=== TASK DETAILS ===
Using the listing below, select the lines with the word "Parameter" and copy them.

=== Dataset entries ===
• • • • •

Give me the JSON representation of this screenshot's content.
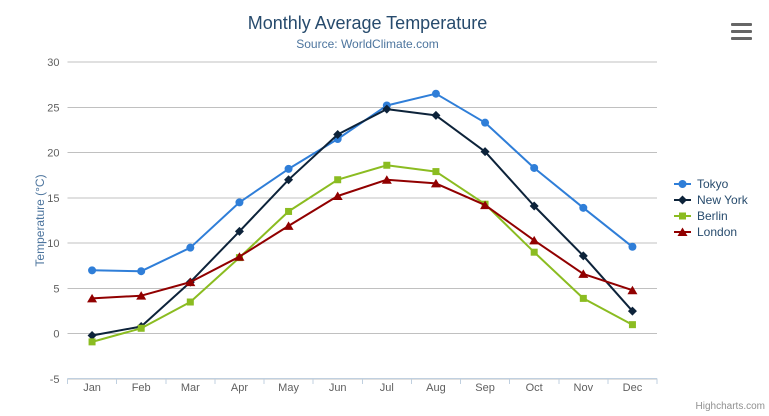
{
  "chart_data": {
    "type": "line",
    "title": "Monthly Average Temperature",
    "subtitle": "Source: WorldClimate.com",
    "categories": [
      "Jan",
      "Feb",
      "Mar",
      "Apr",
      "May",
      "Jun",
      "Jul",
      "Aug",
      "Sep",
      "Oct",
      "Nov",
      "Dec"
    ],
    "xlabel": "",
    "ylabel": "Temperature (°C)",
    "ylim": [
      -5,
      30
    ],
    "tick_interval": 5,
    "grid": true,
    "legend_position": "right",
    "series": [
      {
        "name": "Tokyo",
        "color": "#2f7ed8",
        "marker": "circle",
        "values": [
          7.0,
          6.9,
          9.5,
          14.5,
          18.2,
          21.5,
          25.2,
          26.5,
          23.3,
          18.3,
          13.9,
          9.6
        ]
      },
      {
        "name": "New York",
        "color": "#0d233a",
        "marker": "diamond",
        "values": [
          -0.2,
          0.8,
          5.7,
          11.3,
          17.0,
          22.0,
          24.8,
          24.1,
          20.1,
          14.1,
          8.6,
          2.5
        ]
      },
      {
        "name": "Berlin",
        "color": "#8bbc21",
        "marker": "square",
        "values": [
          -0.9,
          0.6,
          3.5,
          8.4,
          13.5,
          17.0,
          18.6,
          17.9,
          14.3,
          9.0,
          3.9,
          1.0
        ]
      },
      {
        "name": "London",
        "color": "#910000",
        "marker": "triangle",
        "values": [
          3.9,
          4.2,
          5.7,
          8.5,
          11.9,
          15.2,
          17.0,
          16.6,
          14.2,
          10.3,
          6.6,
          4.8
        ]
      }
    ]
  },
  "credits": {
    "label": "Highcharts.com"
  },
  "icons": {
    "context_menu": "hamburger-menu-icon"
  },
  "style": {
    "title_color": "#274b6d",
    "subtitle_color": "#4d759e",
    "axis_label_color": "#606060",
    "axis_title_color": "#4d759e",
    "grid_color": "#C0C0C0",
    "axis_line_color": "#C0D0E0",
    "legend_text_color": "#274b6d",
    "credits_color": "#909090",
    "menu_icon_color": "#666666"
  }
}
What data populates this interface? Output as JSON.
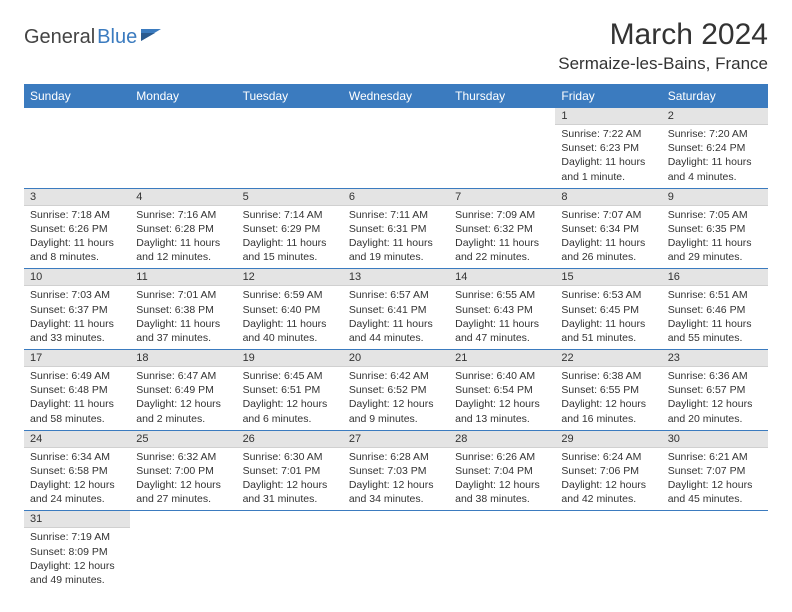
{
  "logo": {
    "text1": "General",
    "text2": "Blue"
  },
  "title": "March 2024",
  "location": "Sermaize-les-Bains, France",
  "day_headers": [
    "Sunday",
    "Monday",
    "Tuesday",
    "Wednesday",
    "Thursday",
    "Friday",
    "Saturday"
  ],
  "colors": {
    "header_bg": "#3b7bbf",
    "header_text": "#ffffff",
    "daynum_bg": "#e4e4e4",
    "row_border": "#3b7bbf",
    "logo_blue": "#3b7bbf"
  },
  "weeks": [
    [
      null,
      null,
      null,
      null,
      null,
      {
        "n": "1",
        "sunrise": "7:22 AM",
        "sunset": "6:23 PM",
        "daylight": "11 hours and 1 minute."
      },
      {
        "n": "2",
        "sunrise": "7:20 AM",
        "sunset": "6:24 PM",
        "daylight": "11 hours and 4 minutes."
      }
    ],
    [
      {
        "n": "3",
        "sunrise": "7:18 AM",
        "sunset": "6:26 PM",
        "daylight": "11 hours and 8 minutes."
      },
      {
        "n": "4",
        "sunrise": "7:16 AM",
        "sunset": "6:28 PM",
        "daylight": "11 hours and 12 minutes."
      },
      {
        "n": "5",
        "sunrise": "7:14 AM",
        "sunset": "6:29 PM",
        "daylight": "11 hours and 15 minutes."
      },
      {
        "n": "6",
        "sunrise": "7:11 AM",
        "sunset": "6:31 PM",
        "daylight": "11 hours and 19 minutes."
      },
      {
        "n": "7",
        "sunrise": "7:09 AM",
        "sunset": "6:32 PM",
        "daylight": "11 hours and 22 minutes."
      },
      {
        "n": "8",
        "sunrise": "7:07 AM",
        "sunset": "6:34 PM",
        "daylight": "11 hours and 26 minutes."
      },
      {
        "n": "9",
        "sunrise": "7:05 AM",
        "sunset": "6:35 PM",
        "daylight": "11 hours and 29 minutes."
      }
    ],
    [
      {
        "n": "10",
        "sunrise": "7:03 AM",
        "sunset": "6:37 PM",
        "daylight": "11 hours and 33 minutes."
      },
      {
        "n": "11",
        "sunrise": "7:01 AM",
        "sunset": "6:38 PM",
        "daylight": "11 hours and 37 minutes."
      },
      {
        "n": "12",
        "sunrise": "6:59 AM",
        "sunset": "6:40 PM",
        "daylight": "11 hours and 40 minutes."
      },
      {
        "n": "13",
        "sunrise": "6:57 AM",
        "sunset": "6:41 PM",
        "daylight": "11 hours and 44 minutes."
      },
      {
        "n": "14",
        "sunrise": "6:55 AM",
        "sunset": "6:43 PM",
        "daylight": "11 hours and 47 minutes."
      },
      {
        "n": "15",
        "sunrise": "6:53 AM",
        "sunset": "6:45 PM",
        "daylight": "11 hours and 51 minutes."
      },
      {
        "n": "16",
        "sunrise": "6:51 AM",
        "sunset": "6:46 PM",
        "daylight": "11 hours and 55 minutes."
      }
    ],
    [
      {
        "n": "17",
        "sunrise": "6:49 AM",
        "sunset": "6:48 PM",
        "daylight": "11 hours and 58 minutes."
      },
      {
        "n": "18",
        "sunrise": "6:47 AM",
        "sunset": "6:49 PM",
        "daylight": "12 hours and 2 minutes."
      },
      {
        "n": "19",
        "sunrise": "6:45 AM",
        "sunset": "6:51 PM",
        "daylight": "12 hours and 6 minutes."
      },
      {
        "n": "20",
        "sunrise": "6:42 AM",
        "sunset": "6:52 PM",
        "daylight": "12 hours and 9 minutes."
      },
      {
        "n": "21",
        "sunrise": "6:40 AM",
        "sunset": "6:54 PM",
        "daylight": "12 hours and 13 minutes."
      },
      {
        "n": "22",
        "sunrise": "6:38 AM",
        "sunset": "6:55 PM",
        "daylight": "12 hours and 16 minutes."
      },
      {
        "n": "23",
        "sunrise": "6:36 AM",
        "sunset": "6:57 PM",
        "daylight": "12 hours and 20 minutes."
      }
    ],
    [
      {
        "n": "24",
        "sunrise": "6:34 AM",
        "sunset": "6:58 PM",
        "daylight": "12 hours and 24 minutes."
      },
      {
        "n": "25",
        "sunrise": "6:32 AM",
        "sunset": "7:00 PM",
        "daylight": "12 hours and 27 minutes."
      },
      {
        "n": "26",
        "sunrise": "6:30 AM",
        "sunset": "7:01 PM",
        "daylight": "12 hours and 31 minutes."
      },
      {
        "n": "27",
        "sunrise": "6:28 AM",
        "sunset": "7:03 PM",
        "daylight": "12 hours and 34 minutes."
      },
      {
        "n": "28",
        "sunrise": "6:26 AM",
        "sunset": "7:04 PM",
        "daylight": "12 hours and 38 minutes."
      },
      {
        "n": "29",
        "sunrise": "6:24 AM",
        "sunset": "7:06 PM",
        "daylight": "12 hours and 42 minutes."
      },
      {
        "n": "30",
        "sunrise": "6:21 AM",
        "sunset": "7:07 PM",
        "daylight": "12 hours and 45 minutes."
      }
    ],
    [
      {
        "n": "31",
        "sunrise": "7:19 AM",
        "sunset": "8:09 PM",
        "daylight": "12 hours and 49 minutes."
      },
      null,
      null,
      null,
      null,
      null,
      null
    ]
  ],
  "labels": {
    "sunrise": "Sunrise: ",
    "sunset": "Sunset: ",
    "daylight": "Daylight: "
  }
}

• • • • •

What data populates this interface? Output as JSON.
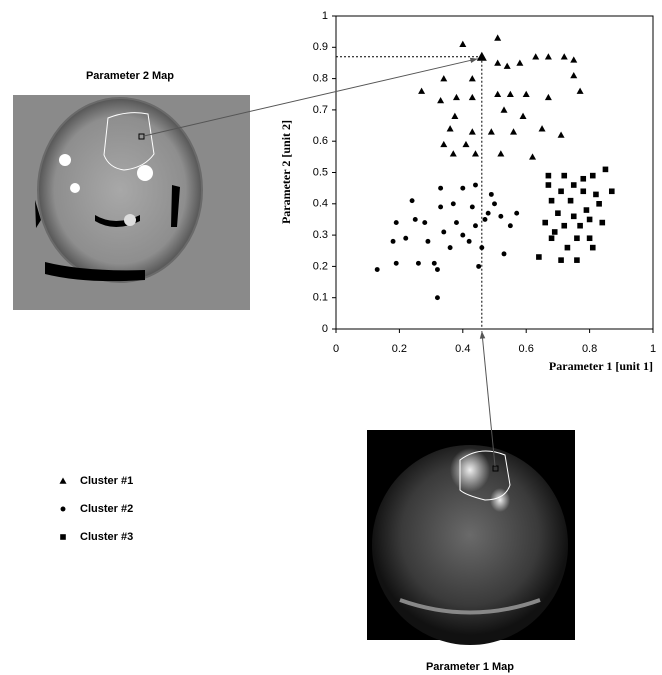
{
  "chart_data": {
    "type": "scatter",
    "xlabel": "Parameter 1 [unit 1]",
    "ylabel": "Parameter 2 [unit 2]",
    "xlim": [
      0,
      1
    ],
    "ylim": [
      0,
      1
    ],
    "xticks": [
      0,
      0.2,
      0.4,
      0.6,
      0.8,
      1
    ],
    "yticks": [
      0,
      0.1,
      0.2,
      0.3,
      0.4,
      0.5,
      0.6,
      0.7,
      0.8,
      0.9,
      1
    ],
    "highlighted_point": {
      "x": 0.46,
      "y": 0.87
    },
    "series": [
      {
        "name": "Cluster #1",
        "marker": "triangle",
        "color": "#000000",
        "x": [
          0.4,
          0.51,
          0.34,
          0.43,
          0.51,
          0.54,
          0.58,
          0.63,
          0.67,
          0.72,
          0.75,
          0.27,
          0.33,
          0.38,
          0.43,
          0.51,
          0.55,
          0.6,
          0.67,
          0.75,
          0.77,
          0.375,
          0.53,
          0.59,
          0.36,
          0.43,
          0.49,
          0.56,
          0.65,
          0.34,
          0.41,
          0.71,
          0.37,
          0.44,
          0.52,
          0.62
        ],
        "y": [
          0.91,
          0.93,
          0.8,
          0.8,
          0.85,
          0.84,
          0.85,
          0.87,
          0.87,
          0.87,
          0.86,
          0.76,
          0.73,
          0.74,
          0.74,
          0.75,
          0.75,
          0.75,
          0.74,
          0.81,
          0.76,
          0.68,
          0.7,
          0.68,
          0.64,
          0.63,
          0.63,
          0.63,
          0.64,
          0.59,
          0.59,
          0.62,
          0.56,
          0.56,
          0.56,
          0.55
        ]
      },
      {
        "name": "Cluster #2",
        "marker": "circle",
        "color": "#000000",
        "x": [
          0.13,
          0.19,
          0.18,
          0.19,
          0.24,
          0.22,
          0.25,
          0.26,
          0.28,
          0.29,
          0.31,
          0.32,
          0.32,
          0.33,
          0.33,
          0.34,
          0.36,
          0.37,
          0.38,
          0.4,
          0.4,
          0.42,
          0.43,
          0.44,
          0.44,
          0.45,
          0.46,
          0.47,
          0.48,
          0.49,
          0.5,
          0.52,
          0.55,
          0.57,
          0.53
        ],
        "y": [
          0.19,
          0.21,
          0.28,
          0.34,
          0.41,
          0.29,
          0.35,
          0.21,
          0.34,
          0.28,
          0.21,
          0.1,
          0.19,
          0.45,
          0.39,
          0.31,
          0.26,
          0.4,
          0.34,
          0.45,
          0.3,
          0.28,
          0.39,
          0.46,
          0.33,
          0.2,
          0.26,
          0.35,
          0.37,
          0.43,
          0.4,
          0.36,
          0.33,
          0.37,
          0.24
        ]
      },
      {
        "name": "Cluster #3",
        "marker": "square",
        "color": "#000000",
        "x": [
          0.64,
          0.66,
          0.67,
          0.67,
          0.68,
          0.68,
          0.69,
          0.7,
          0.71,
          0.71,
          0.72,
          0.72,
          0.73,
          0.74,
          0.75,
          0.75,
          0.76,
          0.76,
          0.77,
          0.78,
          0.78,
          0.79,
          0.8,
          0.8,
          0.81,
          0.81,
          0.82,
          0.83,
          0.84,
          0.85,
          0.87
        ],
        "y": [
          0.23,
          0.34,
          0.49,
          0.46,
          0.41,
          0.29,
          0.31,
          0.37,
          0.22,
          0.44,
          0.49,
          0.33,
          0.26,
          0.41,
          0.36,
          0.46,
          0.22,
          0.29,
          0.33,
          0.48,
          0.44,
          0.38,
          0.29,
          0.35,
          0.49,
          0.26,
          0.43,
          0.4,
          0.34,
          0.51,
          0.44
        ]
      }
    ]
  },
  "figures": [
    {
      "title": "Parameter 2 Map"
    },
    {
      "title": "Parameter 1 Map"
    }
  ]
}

• • • • •

=== WRITTEN RESPONSE ===
    "xlabel": "Parameter 1 [unit 1]",
    "ylabel": "Parameter 2 [unit 2]",
      "title": "Parameter 2 Map"
      "title": "Parameter 1 Map"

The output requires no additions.